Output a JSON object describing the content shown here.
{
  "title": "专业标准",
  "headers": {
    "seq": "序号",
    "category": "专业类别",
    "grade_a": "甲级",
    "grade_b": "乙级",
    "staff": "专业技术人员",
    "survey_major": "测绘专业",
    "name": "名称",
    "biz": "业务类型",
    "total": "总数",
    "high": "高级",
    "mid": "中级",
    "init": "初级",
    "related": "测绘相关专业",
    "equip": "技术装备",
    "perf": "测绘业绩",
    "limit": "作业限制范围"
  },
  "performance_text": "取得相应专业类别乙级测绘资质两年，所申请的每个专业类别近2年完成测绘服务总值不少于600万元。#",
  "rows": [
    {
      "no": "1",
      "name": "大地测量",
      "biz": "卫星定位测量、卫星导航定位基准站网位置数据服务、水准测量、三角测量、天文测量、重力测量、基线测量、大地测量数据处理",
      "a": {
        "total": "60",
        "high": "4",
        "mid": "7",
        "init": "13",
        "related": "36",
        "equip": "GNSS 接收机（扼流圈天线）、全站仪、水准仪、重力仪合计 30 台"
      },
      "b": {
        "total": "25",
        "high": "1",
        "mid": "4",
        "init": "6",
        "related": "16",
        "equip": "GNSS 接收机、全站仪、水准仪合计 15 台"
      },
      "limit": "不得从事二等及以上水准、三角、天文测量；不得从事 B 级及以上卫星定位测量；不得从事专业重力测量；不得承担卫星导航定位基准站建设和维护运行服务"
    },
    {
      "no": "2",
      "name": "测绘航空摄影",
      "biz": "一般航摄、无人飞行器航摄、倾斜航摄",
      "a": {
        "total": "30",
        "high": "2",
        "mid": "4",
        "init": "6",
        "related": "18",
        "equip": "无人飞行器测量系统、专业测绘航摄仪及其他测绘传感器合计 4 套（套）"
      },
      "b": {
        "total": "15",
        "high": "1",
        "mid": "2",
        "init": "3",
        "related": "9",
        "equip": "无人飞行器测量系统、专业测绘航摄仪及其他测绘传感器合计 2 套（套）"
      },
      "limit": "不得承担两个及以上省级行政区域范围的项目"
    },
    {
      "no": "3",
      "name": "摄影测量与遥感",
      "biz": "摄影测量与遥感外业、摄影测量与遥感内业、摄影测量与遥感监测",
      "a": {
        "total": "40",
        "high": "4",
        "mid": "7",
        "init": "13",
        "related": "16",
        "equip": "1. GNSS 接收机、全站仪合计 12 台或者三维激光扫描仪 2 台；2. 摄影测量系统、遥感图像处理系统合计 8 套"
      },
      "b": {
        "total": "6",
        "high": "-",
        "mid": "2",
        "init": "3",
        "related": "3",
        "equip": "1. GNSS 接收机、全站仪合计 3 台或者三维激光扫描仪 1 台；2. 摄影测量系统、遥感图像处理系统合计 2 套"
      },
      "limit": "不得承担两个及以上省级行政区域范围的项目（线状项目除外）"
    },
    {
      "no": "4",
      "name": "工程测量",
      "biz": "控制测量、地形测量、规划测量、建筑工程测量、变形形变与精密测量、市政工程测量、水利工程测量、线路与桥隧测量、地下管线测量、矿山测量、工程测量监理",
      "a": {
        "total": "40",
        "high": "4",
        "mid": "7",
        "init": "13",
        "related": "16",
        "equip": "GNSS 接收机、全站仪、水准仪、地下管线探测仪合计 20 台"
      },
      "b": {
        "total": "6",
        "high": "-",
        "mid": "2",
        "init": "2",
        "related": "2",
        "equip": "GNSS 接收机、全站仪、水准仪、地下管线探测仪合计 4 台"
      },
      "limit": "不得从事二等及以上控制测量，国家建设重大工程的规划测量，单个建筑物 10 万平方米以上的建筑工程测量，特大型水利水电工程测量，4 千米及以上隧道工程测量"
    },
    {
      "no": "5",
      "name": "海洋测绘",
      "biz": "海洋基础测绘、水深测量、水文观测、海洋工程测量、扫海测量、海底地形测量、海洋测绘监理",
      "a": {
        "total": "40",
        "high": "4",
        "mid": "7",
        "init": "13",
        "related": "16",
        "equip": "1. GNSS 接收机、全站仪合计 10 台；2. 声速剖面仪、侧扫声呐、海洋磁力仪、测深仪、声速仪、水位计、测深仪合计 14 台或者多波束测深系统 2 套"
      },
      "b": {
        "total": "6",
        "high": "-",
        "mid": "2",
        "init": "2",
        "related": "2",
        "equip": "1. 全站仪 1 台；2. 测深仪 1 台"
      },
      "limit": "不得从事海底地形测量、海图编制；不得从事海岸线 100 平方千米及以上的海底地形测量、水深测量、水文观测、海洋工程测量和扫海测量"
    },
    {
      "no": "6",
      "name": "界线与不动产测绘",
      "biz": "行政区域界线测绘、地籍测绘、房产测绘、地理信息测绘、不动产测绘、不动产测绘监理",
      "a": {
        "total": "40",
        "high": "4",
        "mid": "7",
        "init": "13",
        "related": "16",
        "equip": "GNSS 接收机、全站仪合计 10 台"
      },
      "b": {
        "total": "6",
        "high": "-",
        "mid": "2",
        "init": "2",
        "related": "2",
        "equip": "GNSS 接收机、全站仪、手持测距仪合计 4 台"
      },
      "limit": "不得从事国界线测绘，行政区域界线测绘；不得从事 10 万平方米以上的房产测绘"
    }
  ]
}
______________________________
Emit the full listing verbatim.

Output a JSON object describing the content shown here.
{
  "title": "专业标准",
  "headers": {
    "seq": "序号",
    "category": "专业类别",
    "grade_a": "甲级",
    "grade_b": "乙级",
    "staff": "专业技术人员",
    "survey_major": "测绘专业",
    "name": "名称",
    "biz": "业务类型",
    "total": "总数",
    "high": "高级",
    "mid": "中级",
    "init": "初级",
    "related": "测绘相关专业",
    "equip": "技术装备",
    "perf": "测绘业绩",
    "limit": "作业限制范围"
  },
  "performance_text": "取得相应专业类别乙级测绘资质两年，所申请的每个专业类别近2年完成测绘服务总值不少于600万元。#",
  "rows": [
    {
      "no": "1",
      "name": "大地测量",
      "biz": "卫星定位测量、卫星导航定位基准站网位置数据服务、水准测量、三角测量、天文测量、重力测量、基线测量、大地测量数据处理",
      "a": {
        "total": "60",
        "high": "4",
        "mid": "7",
        "init": "13",
        "related": "36",
        "equip": "GNSS 接收机（扼流圈天线）、全站仪、水准仪、重力仪合计 30 台"
      },
      "b": {
        "total": "25",
        "high": "1",
        "mid": "4",
        "init": "6",
        "related": "16",
        "equip": "GNSS 接收机、全站仪、水准仪合计 15 台"
      },
      "limit": "不得从事二等及以上水准、三角、天文测量；不得从事 B 级及以上卫星定位测量；不得从事专业重力测量；不得承担卫星导航定位基准站建设和维护运行服务"
    },
    {
      "no": "2",
      "name": "测绘航空摄影",
      "biz": "一般航摄、无人飞行器航摄、倾斜航摄",
      "a": {
        "total": "30",
        "high": "2",
        "mid": "4",
        "init": "6",
        "related": "18",
        "equip": "无人飞行器测量系统、专业测绘航摄仪及其他测绘传感器合计 4 套（套）"
      },
      "b": {
        "total": "15",
        "high": "1",
        "mid": "2",
        "init": "3",
        "related": "9",
        "equip": "无人飞行器测量系统、专业测绘航摄仪及其他测绘传感器合计 2 套（套）"
      },
      "limit": "不得承担两个及以上省级行政区域范围的项目"
    },
    {
      "no": "3",
      "name": "摄影测量与遥感",
      "biz": "摄影测量与遥感外业、摄影测量与遥感内业、摄影测量与遥感监测",
      "a": {
        "total": "40",
        "high": "4",
        "mid": "7",
        "init": "13",
        "related": "16",
        "equip": "1. GNSS 接收机、全站仪合计 12 台或者三维激光扫描仪 2 台；2. 摄影测量系统、遥感图像处理系统合计 8 套"
      },
      "b": {
        "total": "6",
        "high": "-",
        "mid": "2",
        "init": "3",
        "related": "3",
        "equip": "1. GNSS 接收机、全站仪合计 3 台或者三维激光扫描仪 1 台；2. 摄影测量系统、遥感图像处理系统合计 2 套"
      },
      "limit": "不得承担两个及以上省级行政区域范围的项目（线状项目除外）"
    },
    {
      "no": "4",
      "name": "工程测量",
      "biz": "控制测量、地形测量、规划测量、建筑工程测量、变形形变与精密测量、市政工程测量、水利工程测量、线路与桥隧测量、地下管线测量、矿山测量、工程测量监理",
      "a": {
        "total": "40",
        "high": "4",
        "mid": "7",
        "init": "13",
        "related": "16",
        "equip": "GNSS 接收机、全站仪、水准仪、地下管线探测仪合计 20 台"
      },
      "b": {
        "total": "6",
        "high": "-",
        "mid": "2",
        "init": "2",
        "related": "2",
        "equip": "GNSS 接收机、全站仪、水准仪、地下管线探测仪合计 4 台"
      },
      "limit": "不得从事二等及以上控制测量，国家建设重大工程的规划测量，单个建筑物 10 万平方米以上的建筑工程测量，特大型水利水电工程测量，4 千米及以上隧道工程测量"
    },
    {
      "no": "5",
      "name": "海洋测绘",
      "biz": "海洋基础测绘、水深测量、水文观测、海洋工程测量、扫海测量、海底地形测量、海洋测绘监理",
      "a": {
        "total": "40",
        "high": "4",
        "mid": "7",
        "init": "13",
        "related": "16",
        "equip": "1. GNSS 接收机、全站仪合计 10 台；2. 声速剖面仪、侧扫声呐、海洋磁力仪、测深仪、声速仪、水位计、测深仪合计 14 台或者多波束测深系统 2 套"
      },
      "b": {
        "total": "6",
        "high": "-",
        "mid": "2",
        "init": "2",
        "related": "2",
        "equip": "1. 全站仪 1 台；2. 测深仪 1 台"
      },
      "limit": "不得从事海底地形测量、海图编制；不得从事海岸线 100 平方千米及以上的海底地形测量、水深测量、水文观测、海洋工程测量和扫海测量"
    },
    {
      "no": "6",
      "name": "界线与不动产测绘",
      "biz": "行政区域界线测绘、地籍测绘、房产测绘、地理信息测绘、不动产测绘、不动产测绘监理",
      "a": {
        "total": "40",
        "high": "4",
        "mid": "7",
        "init": "13",
        "related": "16",
        "equip": "GNSS 接收机、全站仪合计 10 台"
      },
      "b": {
        "total": "6",
        "high": "-",
        "mid": "2",
        "init": "2",
        "related": "2",
        "equip": "GNSS 接收机、全站仪、手持测距仪合计 4 台"
      },
      "limit": "不得从事国界线测绘，行政区域界线测绘；不得从事 10 万平方米以上的房产测绘"
    }
  ]
}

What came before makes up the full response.